-- BEGIN Data in this exercise --
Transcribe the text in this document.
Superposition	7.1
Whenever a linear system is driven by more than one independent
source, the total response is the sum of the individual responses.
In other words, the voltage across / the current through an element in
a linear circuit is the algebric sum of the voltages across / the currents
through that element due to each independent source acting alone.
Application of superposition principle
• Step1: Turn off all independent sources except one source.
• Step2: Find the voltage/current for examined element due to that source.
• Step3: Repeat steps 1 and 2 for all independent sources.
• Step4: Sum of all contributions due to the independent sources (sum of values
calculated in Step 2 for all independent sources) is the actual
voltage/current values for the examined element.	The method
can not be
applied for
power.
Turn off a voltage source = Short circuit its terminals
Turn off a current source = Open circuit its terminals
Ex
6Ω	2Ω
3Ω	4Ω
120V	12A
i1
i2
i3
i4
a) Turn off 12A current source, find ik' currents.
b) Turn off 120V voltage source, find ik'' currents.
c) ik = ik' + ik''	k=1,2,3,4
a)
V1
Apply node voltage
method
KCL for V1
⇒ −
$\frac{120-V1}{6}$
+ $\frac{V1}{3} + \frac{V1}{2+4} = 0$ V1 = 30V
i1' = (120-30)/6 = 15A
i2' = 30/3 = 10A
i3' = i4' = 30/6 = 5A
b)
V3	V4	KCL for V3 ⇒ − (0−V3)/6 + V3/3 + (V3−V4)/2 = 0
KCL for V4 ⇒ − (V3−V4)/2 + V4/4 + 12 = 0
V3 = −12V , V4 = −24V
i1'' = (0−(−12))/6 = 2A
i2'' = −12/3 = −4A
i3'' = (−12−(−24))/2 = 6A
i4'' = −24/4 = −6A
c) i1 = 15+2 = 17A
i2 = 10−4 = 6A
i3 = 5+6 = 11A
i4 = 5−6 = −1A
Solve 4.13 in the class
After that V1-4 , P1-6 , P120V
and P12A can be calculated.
-- END Data in this exercise --
▶ **Direction**: Pull every line containing the word "linear" out of the entries above.

▶ **Solution**:
Whenever a linear system is driven by more than one independent
a linear circuit is the algebric sum of the voltages across / the currents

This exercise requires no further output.